● TASK TO COMPLETE
Edit the rows below so that each "table-row" becomes "table-line", and leave everything else unchanged.

● THE INPUT

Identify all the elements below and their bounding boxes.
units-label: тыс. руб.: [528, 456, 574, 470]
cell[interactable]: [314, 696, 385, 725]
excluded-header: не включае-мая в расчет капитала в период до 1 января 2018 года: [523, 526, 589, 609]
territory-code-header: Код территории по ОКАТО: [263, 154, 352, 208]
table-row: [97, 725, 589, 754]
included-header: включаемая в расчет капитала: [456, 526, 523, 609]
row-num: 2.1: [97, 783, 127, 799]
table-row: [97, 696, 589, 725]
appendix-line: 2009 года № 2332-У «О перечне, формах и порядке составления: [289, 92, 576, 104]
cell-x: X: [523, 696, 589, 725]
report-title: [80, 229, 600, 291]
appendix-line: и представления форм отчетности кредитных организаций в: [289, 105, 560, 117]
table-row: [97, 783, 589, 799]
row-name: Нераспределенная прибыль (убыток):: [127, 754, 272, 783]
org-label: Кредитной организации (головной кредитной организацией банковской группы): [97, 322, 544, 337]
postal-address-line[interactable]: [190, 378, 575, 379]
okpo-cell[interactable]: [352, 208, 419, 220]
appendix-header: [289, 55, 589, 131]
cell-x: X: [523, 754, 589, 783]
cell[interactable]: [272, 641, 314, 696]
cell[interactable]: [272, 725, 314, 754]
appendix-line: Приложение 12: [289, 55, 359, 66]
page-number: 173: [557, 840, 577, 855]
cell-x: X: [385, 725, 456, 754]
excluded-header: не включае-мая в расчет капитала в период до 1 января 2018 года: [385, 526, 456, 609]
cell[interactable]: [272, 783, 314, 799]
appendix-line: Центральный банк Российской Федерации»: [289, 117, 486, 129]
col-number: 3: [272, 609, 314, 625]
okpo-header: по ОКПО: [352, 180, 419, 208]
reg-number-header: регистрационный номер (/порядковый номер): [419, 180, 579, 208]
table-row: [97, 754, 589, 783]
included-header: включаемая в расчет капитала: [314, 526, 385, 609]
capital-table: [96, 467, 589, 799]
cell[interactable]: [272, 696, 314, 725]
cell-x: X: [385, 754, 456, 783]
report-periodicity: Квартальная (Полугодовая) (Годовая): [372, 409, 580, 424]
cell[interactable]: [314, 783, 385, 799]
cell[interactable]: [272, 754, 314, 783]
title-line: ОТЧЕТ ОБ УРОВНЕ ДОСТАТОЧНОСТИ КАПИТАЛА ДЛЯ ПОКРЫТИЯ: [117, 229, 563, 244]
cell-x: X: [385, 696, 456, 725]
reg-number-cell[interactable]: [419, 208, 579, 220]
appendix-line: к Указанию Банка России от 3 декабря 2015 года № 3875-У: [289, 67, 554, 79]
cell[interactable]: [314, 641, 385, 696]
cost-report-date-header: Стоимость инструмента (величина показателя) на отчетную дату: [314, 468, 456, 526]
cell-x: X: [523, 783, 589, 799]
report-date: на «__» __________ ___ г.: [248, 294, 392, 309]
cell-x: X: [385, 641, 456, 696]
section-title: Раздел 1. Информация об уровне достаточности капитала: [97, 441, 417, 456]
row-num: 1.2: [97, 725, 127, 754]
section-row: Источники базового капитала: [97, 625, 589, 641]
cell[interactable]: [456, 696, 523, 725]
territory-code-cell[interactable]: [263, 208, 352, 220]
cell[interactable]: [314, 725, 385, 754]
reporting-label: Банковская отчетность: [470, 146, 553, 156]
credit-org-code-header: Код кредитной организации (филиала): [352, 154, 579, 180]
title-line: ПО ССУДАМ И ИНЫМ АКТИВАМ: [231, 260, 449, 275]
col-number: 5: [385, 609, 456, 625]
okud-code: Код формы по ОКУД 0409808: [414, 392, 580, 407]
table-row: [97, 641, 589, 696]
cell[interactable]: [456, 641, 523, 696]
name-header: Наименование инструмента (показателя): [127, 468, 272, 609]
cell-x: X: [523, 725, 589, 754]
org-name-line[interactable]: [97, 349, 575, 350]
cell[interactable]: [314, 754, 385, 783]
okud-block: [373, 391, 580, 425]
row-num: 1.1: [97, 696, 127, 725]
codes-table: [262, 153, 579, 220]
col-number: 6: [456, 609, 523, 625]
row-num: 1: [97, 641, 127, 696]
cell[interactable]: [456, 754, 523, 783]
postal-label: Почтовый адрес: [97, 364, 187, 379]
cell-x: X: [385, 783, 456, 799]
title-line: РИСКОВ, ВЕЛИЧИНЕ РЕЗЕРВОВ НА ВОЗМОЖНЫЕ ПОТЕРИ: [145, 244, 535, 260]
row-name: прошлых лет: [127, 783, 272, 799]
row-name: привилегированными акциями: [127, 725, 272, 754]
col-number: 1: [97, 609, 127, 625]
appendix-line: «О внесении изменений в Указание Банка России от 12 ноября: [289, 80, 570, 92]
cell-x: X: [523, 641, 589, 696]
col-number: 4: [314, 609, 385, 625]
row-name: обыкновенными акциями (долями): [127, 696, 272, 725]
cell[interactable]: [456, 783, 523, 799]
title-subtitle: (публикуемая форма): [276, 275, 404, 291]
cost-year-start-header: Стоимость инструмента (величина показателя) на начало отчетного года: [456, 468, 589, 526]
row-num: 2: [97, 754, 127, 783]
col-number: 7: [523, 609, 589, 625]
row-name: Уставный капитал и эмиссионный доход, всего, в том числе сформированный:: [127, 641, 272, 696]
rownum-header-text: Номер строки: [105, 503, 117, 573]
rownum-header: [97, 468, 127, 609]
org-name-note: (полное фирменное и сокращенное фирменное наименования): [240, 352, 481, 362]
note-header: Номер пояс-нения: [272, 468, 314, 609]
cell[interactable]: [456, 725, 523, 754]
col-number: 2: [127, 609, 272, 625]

● OUTPUT
Identify all the elements below and their bounding boxes.
units-label: тыс. руб.: [528, 456, 574, 470]
cell[interactable]: [314, 696, 385, 725]
excluded-header: не включае-мая в расчет капитала в период до 1 января 2018 года: [523, 526, 589, 609]
territory-code-header: Код территории по ОКАТО: [263, 154, 352, 208]
table-line: [97, 725, 589, 754]
included-header: включаемая в расчет капитала: [456, 526, 523, 609]
row-num: 2.1: [97, 783, 127, 799]
table-line: [97, 696, 589, 725]
appendix-line: 2009 года № 2332-У «О перечне, формах и порядке составления: [289, 92, 576, 104]
cell-x: X: [523, 696, 589, 725]
report-title: [80, 229, 600, 291]
appendix-line: и представления форм отчетности кредитных организаций в: [289, 105, 560, 117]
table-line: [97, 783, 589, 799]
row-name: Нераспределенная прибыль (убыток):: [127, 754, 272, 783]
org-label: Кредитной организации (головной кредитной организацией банковской группы): [97, 322, 544, 337]
postal-address-line[interactable]: [190, 378, 575, 379]
okpo-cell[interactable]: [352, 208, 419, 220]
appendix-header: [289, 55, 589, 131]
cell-x: X: [523, 754, 589, 783]
cell[interactable]: [272, 641, 314, 696]
cell[interactable]: [272, 725, 314, 754]
appendix-line: Приложение 12: [289, 55, 359, 66]
page-number: 173: [557, 840, 577, 855]
cell-x: X: [385, 725, 456, 754]
excluded-header: не включае-мая в расчет капитала в период до 1 января 2018 года: [385, 526, 456, 609]
cell[interactable]: [272, 783, 314, 799]
appendix-line: Центральный банк Российской Федерации»: [289, 117, 486, 129]
col-number: 3: [272, 609, 314, 625]
okpo-header: по ОКПО: [352, 180, 419, 208]
reg-number-header: регистрационный номер (/порядковый номер): [419, 180, 579, 208]
table-line: [97, 754, 589, 783]
included-header: включаемая в расчет капитала: [314, 526, 385, 609]
capital-table: [96, 467, 589, 799]
cell[interactable]: [272, 696, 314, 725]
cell-x: X: [385, 754, 456, 783]
report-periodicity: Квартальная (Полугодовая) (Годовая): [372, 409, 580, 424]
cell[interactable]: [314, 783, 385, 799]
cell[interactable]: [272, 754, 314, 783]
title-line: ОТЧЕТ ОБ УРОВНЕ ДОСТАТОЧНОСТИ КАПИТАЛА ДЛЯ ПОКРЫТИЯ: [117, 229, 563, 244]
cell-x: X: [385, 696, 456, 725]
reg-number-cell[interactable]: [419, 208, 579, 220]
appendix-line: к Указанию Банка России от 3 декабря 2015 года № 3875-У: [289, 67, 554, 79]
cell[interactable]: [314, 641, 385, 696]
cost-report-date-header: Стоимость инструмента (величина показателя) на отчетную дату: [314, 468, 456, 526]
cell-x: X: [523, 783, 589, 799]
report-date: на «__» __________ ___ г.: [248, 294, 392, 309]
cell-x: X: [385, 641, 456, 696]
section-title: Раздел 1. Информация об уровне достаточности капитала: [97, 441, 417, 456]
row-num: 1.2: [97, 725, 127, 754]
section-row: Источники базового капитала: [97, 625, 589, 641]
cell[interactable]: [456, 696, 523, 725]
territory-code-cell[interactable]: [263, 208, 352, 220]
cell[interactable]: [314, 725, 385, 754]
reporting-label: Банковская отчетность: [470, 146, 553, 156]
credit-org-code-header: Код кредитной организации (филиала): [352, 154, 579, 180]
title-line: ПО ССУДАМ И ИНЫМ АКТИВАМ: [231, 260, 449, 275]
col-number: 5: [385, 609, 456, 625]
okud-code: Код формы по ОКУД 0409808: [414, 392, 580, 407]
table-line: [97, 641, 589, 696]
cell[interactable]: [456, 641, 523, 696]
name-header: Наименование инструмента (показателя): [127, 468, 272, 609]
cell-x: X: [523, 725, 589, 754]
org-name-line[interactable]: [97, 349, 575, 350]
cell[interactable]: [314, 754, 385, 783]
okud-block: [373, 391, 580, 425]
row-num: 1.1: [97, 696, 127, 725]
codes-table: [262, 153, 579, 220]
col-number: 6: [456, 609, 523, 625]
row-num: 1: [97, 641, 127, 696]
cell[interactable]: [456, 754, 523, 783]
postal-label: Почтовый адрес: [97, 364, 187, 379]
cell-x: X: [385, 783, 456, 799]
title-line: РИСКОВ, ВЕЛИЧИНЕ РЕЗЕРВОВ НА ВОЗМОЖНЫЕ ПОТЕРИ: [145, 244, 535, 260]
row-name: прошлых лет: [127, 783, 272, 799]
row-name: привилегированными акциями: [127, 725, 272, 754]
col-number: 1: [97, 609, 127, 625]
appendix-line: «О внесении изменений в Указание Банка России от 12 ноября: [289, 80, 570, 92]
cell-x: X: [523, 641, 589, 696]
col-number: 4: [314, 609, 385, 625]
row-name: обыкновенными акциями (долями): [127, 696, 272, 725]
cell[interactable]: [456, 783, 523, 799]
title-subtitle: (публикуемая форма): [276, 275, 404, 291]
cost-year-start-header: Стоимость инструмента (величина показателя) на начало отчетного года: [456, 468, 589, 526]
row-num: 2: [97, 754, 127, 783]
col-number: 7: [523, 609, 589, 625]
row-name: Уставный капитал и эмиссионный доход, всего, в том числе сформированный:: [127, 641, 272, 696]
rownum-header-text: Номер строки: [105, 503, 117, 573]
rownum-header: [97, 468, 127, 609]
org-name-note: (полное фирменное и сокращенное фирменное наименования): [240, 352, 481, 362]
note-header: Номер пояс-нения: [272, 468, 314, 609]
cell[interactable]: [456, 725, 523, 754]
col-number: 2: [127, 609, 272, 625]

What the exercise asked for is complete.